= YOUR GOAL =
Type the records out again in full, exactly.
## Start
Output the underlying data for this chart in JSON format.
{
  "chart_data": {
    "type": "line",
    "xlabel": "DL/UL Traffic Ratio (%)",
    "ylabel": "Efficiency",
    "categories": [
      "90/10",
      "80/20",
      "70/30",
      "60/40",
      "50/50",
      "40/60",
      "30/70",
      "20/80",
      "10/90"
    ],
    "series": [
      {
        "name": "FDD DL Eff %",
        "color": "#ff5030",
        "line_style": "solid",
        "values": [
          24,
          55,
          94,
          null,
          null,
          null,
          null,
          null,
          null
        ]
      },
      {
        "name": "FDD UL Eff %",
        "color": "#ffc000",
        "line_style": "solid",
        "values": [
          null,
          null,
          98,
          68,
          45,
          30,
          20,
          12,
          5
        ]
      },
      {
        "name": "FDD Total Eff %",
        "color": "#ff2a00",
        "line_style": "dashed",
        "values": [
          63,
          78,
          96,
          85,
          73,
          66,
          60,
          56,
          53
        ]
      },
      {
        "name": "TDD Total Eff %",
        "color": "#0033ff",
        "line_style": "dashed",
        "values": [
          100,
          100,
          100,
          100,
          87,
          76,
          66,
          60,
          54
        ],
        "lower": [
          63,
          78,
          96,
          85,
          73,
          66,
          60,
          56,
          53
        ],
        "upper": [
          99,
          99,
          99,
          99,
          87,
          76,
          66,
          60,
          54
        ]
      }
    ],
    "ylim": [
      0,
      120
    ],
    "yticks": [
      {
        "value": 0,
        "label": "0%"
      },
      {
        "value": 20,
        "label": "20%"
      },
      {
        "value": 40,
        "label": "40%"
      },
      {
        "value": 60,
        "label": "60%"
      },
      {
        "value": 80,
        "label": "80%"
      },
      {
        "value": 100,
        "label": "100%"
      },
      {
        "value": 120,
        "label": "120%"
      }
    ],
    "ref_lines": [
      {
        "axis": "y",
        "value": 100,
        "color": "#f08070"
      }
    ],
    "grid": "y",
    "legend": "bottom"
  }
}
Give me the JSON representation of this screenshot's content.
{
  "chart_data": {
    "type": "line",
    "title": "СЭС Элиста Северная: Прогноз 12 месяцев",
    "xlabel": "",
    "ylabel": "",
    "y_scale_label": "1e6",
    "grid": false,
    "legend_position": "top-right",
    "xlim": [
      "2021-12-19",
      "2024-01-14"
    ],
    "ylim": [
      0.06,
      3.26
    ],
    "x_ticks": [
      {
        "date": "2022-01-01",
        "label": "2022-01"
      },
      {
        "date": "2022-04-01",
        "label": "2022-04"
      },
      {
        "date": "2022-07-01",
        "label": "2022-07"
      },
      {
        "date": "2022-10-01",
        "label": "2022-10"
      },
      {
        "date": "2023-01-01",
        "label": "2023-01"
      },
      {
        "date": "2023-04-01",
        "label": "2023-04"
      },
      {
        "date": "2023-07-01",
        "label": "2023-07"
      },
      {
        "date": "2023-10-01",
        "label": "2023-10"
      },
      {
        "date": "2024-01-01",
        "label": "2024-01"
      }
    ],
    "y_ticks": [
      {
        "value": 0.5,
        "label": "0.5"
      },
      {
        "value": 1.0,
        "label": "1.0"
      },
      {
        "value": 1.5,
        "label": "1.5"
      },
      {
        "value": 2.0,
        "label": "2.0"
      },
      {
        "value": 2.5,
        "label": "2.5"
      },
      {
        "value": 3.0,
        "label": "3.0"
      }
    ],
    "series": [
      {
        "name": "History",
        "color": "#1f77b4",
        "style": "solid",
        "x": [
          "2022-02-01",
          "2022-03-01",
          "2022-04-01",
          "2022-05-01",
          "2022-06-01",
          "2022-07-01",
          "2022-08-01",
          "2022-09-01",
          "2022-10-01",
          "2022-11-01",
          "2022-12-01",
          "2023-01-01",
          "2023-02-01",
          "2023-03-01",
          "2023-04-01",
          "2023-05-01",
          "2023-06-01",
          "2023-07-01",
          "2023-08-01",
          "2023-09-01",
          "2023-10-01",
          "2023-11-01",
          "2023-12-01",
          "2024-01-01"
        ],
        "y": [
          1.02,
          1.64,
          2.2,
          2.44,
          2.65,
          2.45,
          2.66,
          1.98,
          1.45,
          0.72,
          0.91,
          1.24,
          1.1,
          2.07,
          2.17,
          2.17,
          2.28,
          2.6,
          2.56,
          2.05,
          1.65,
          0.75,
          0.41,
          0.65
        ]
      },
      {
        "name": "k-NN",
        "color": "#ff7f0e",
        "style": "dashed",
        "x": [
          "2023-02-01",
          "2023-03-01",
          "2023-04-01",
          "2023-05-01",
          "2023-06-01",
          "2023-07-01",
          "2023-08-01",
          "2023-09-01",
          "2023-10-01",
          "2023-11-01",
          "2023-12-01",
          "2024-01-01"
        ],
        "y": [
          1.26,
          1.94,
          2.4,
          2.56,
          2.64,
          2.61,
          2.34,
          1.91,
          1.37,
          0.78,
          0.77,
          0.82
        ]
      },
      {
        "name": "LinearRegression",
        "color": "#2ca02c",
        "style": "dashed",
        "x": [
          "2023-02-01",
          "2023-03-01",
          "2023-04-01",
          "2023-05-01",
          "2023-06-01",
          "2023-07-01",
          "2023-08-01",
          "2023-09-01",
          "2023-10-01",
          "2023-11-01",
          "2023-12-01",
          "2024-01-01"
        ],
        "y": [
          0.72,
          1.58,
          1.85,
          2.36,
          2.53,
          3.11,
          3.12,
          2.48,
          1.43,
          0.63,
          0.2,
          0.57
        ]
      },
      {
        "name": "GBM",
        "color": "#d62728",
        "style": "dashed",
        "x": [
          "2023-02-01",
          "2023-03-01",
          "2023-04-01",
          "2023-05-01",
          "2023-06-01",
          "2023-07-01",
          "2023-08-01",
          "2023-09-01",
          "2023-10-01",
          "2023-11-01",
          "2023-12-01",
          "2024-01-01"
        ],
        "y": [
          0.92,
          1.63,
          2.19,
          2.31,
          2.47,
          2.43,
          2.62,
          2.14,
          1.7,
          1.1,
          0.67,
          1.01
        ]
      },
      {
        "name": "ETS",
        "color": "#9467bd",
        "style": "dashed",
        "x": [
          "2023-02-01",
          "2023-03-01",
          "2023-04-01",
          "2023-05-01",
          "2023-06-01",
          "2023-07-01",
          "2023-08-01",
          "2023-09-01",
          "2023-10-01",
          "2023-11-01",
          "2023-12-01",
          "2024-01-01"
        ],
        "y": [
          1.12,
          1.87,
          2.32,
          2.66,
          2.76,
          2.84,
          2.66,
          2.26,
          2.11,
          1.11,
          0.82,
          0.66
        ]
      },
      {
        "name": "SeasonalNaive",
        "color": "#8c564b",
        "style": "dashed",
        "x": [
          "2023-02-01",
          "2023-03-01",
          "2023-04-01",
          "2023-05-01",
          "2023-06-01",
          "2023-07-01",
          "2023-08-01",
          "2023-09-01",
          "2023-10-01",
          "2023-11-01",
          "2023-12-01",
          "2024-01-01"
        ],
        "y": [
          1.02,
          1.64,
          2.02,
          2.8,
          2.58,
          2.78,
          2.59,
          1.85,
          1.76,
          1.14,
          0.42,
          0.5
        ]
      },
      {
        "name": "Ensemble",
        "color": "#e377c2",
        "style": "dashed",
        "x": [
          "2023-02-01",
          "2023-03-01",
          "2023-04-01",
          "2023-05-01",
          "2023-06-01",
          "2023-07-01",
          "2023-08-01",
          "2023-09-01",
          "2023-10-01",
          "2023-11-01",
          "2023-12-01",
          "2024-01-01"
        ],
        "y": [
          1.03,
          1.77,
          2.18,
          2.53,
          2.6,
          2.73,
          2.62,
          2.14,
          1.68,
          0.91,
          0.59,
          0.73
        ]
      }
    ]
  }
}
## End
= CORRECT RESPONSE =
Output the underlying data for this chart in JSON format.
{
  "chart_data": {
    "type": "line",
    "xlabel": "DL/UL Traffic Ratio (%)",
    "ylabel": "Efficiency",
    "categories": [
      "90/10",
      "80/20",
      "70/30",
      "60/40",
      "50/50",
      "40/60",
      "30/70",
      "20/80",
      "10/90"
    ],
    "series": [
      {
        "name": "FDD DL Eff %",
        "color": "#ff5030",
        "line_style": "solid",
        "values": [
          24,
          55,
          94,
          null,
          null,
          null,
          null,
          null,
          null
        ]
      },
      {
        "name": "FDD UL Eff %",
        "color": "#ffc000",
        "line_style": "solid",
        "values": [
          null,
          null,
          98,
          68,
          45,
          30,
          20,
          12,
          5
        ]
      },
      {
        "name": "FDD Total Eff %",
        "color": "#ff2a00",
        "line_style": "dashed",
        "values": [
          63,
          78,
          96,
          85,
          73,
          66,
          60,
          56,
          53
        ]
      },
      {
        "name": "TDD Total Eff %",
        "color": "#0033ff",
        "line_style": "dashed",
        "values": [
          100,
          100,
          100,
          100,
          87,
          76,
          66,
          60,
          54
        ],
        "lower": [
          63,
          78,
          96,
          85,
          73,
          66,
          60,
          56,
          53
        ],
        "upper": [
          99,
          99,
          99,
          99,
          87,
          76,
          66,
          60,
          54
        ]
      }
    ],
    "ylim": [
      0,
      120
    ],
    "yticks": [
      {
        "value": 0,
        "label": "0%"
      },
      {
        "value": 20,
        "label": "20%"
      },
      {
        "value": 40,
        "label": "40%"
      },
      {
        "value": 60,
        "label": "60%"
      },
      {
        "value": 80,
        "label": "80%"
      },
      {
        "value": 100,
        "label": "100%"
      },
      {
        "value": 120,
        "label": "120%"
      }
    ],
    "ref_lines": [
      {
        "axis": "y",
        "value": 100,
        "color": "#f08070"
      }
    ],
    "grid": "y",
    "legend": "bottom"
  }
}
Give me the JSON representation of this screenshot's content.
{
  "chart_data": {
    "type": "line",
    "title": "СЭС Элиста Северная: Прогноз 12 месяцев",
    "xlabel": "",
    "ylabel": "",
    "y_scale_label": "1e6",
    "grid": false,
    "legend_position": "top-right",
    "xlim": [
      "2021-12-19",
      "2024-01-14"
    ],
    "ylim": [
      0.06,
      3.26
    ],
    "x_ticks": [
      {
        "date": "2022-01-01",
        "label": "2022-01"
      },
      {
        "date": "2022-04-01",
        "label": "2022-04"
      },
      {
        "date": "2022-07-01",
        "label": "2022-07"
      },
      {
        "date": "2022-10-01",
        "label": "2022-10"
      },
      {
        "date": "2023-01-01",
        "label": "2023-01"
      },
      {
        "date": "2023-04-01",
        "label": "2023-04"
      },
      {
        "date": "2023-07-01",
        "label": "2023-07"
      },
      {
        "date": "2023-10-01",
        "label": "2023-10"
      },
      {
        "date": "2024-01-01",
        "label": "2024-01"
      }
    ],
    "y_ticks": [
      {
        "value": 0.5,
        "label": "0.5"
      },
      {
        "value": 1.0,
        "label": "1.0"
      },
      {
        "value": 1.5,
        "label": "1.5"
      },
      {
        "value": 2.0,
        "label": "2.0"
      },
      {
        "value": 2.5,
        "label": "2.5"
      },
      {
        "value": 3.0,
        "label": "3.0"
      }
    ],
    "series": [
      {
        "name": "History",
        "color": "#1f77b4",
        "style": "solid",
        "x": [
          "2022-02-01",
          "2022-03-01",
          "2022-04-01",
          "2022-05-01",
          "2022-06-01",
          "2022-07-01",
          "2022-08-01",
          "2022-09-01",
          "2022-10-01",
          "2022-11-01",
          "2022-12-01",
          "2023-01-01",
          "2023-02-01",
          "2023-03-01",
          "2023-04-01",
          "2023-05-01",
          "2023-06-01",
          "2023-07-01",
          "2023-08-01",
          "2023-09-01",
          "2023-10-01",
          "2023-11-01",
          "2023-12-01",
          "2024-01-01"
        ],
        "y": [
          1.02,
          1.64,
          2.2,
          2.44,
          2.65,
          2.45,
          2.66,
          1.98,
          1.45,
          0.72,
          0.91,
          1.24,
          1.1,
          2.07,
          2.17,
          2.17,
          2.28,
          2.6,
          2.56,
          2.05,
          1.65,
          0.75,
          0.41,
          0.65
        ]
      },
      {
        "name": "k-NN",
        "color": "#ff7f0e",
        "style": "dashed",
        "x": [
          "2023-02-01",
          "2023-03-01",
          "2023-04-01",
          "2023-05-01",
          "2023-06-01",
          "2023-07-01",
          "2023-08-01",
          "2023-09-01",
          "2023-10-01",
          "2023-11-01",
          "2023-12-01",
          "2024-01-01"
        ],
        "y": [
          1.26,
          1.94,
          2.4,
          2.56,
          2.64,
          2.61,
          2.34,
          1.91,
          1.37,
          0.78,
          0.77,
          0.82
        ]
      },
      {
        "name": "LinearRegression",
        "color": "#2ca02c",
        "style": "dashed",
        "x": [
          "2023-02-01",
          "2023-03-01",
          "2023-04-01",
          "2023-05-01",
          "2023-06-01",
          "2023-07-01",
          "2023-08-01",
          "2023-09-01",
          "2023-10-01",
          "2023-11-01",
          "2023-12-01",
          "2024-01-01"
        ],
        "y": [
          0.72,
          1.58,
          1.85,
          2.36,
          2.53,
          3.11,
          3.12,
          2.48,
          1.43,
          0.63,
          0.2,
          0.57
        ]
      },
      {
        "name": "GBM",
        "color": "#d62728",
        "style": "dashed",
        "x": [
          "2023-02-01",
          "2023-03-01",
          "2023-04-01",
          "2023-05-01",
          "2023-06-01",
          "2023-07-01",
          "2023-08-01",
          "2023-09-01",
          "2023-10-01",
          "2023-11-01",
          "2023-12-01",
          "2024-01-01"
        ],
        "y": [
          0.92,
          1.63,
          2.19,
          2.31,
          2.47,
          2.43,
          2.62,
          2.14,
          1.7,
          1.1,
          0.67,
          1.01
        ]
      },
      {
        "name": "ETS",
        "color": "#9467bd",
        "style": "dashed",
        "x": [
          "2023-02-01",
          "2023-03-01",
          "2023-04-01",
          "2023-05-01",
          "2023-06-01",
          "2023-07-01",
          "2023-08-01",
          "2023-09-01",
          "2023-10-01",
          "2023-11-01",
          "2023-12-01",
          "2024-01-01"
        ],
        "y": [
          1.12,
          1.87,
          2.32,
          2.66,
          2.76,
          2.84,
          2.66,
          2.26,
          2.11,
          1.11,
          0.82,
          0.66
        ]
      },
      {
        "name": "SeasonalNaive",
        "color": "#8c564b",
        "style": "dashed",
        "x": [
          "2023-02-01",
          "2023-03-01",
          "2023-04-01",
          "2023-05-01",
          "2023-06-01",
          "2023-07-01",
          "2023-08-01",
          "2023-09-01",
          "2023-10-01",
          "2023-11-01",
          "2023-12-01",
          "2024-01-01"
        ],
        "y": [
          1.02,
          1.64,
          2.02,
          2.8,
          2.58,
          2.78,
          2.59,
          1.85,
          1.76,
          1.14,
          0.42,
          0.5
        ]
      },
      {
        "name": "Ensemble",
        "color": "#e377c2",
        "style": "dashed",
        "x": [
          "2023-02-01",
          "2023-03-01",
          "2023-04-01",
          "2023-05-01",
          "2023-06-01",
          "2023-07-01",
          "2023-08-01",
          "2023-09-01",
          "2023-10-01",
          "2023-11-01",
          "2023-12-01",
          "2024-01-01"
        ],
        "y": [
          1.03,
          1.77,
          2.18,
          2.53,
          2.6,
          2.73,
          2.62,
          2.14,
          1.68,
          0.91,
          0.59,
          0.73
        ]
      }
    ]
  }
}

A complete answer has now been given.